Challenges:
**1)** From the movie blog post below, extract the part that opens with the words containing "I'm not sure" and closes with "with the beard).". Copy it word for word.
**2)** In the movie blog post below, what does the man in Socket become addicted to after he survives a lightning strike?
**3)** Do these statements agree with the movie blog post below? Answer yes or no for each, and quote the words from the post that decide it.
(a) The writer bought a t-shirt with the Carrie Fisher quote.
(b) The Netflix loading messages take about ten seconds.
(c) The writer claims that nudity makes a movie good.
** begin Text segment **
I recently sat through an entire movie, Socket (2007), about a man who survives a lightning strike and gets seriously addicted to electricity, but sitting through an entire movie is not the norm. Usually instant watch encourages quick perusals and scan-throughs... which is nothing like a real movie experience. It's more like channel surfing on only one channel until you realize "yeah, this movie is not for me." Then you change channels and start over. But you might be fooling yourself because that's no way to watch a movie. It's like dipping your toe in the water and calling it swimming.

I am reminded of one of my all-time favorite quotes.
"Instant gratification takes too long." - Carrie Fisher
I even bought the t-shirt.

All of this impatience is addictive itself. Movies are consistently spoiled for us by the internet and by their own advertising campaigns. And the faster things get, it's still never enough. We want it quicker. Or I do at least. Maybe I shouldn't speak for you. I even get antsy while Netflix is "downloading movie information... determining video quality... buffering... verifying content license" and that takes like 2 to 3 seconds. It feels like an hour.

What is wrong with me (us if you have the same problem)?

Well, at least I'm only addicted to movies and not electricity like the Socket cast because that gets nasty. Pretty soon you're surgically altering your body to "plug in" to your lover in whole new ways. Ewww. We're visiting the kingdom of body horror in this low budget affair... the kingdom where David Cronenberg rules with the crown grafted onto his head with much higher budgets.

I'm not sure how I made it through all of Socket --given the "next!" component of this instant watch addiction. While it's far from perfect, I appreciated that it was a gay film that wasn't even remotely about being gay. That's so rare. And mostly it held my interest by being consistently engaging, unusual in topic and employing sexy actors who get naked (Hello Matthew Montgomery your left with the beard).

Don't judge. I'm only human!

Now, I'm not trying to be suggest that nudity makes a movie good because that'd be laughable. God knows Netflix instant watch (and straight-to-DVD bargain bins before it) is cluttered with horrifyingly bad movies that offer up plenty of skin but no reason to be staring at it. But nudity is one of a list of things like quality acting, unusual concepts, great dialogue/screenplay and interesting camera work or staging that don't add significantly to a film's budget and can make up for a lot of constraints in that department. At the very least any of these things, should a DIY movie choose to employ them, can distract the viewer (momentarily) from noticing how cheap the movie is.
** end Text segment **
** begin Dataset excerpt **
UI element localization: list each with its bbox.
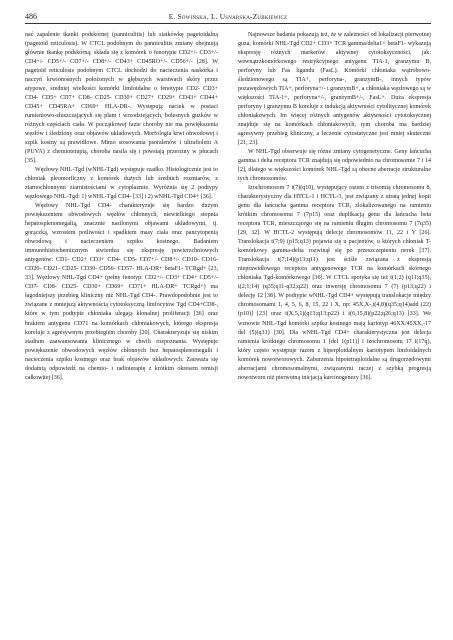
** end Dataset excerpt **
Per-task outputs:
**1)**
I'm not sure how I made it through all of Socket --given the "next!" component of this instant watch addiction. While it's far from perfect, I appreciated that it was a gay film that wasn't even remotely about being gay. That's so rare. And mostly it held my interest by being consistently engaging, unusual in topic and employing sexy actors who get naked (Hello Matthew Montgomery your left with the beard).

**2)** Electricity.

**3)**
(a) Yes: "I even bought the t-shirt."
(b) No: "that takes like 2 to 3 seconds"
(c) No: "I'm not trying to be suggest that nudity makes a movie good"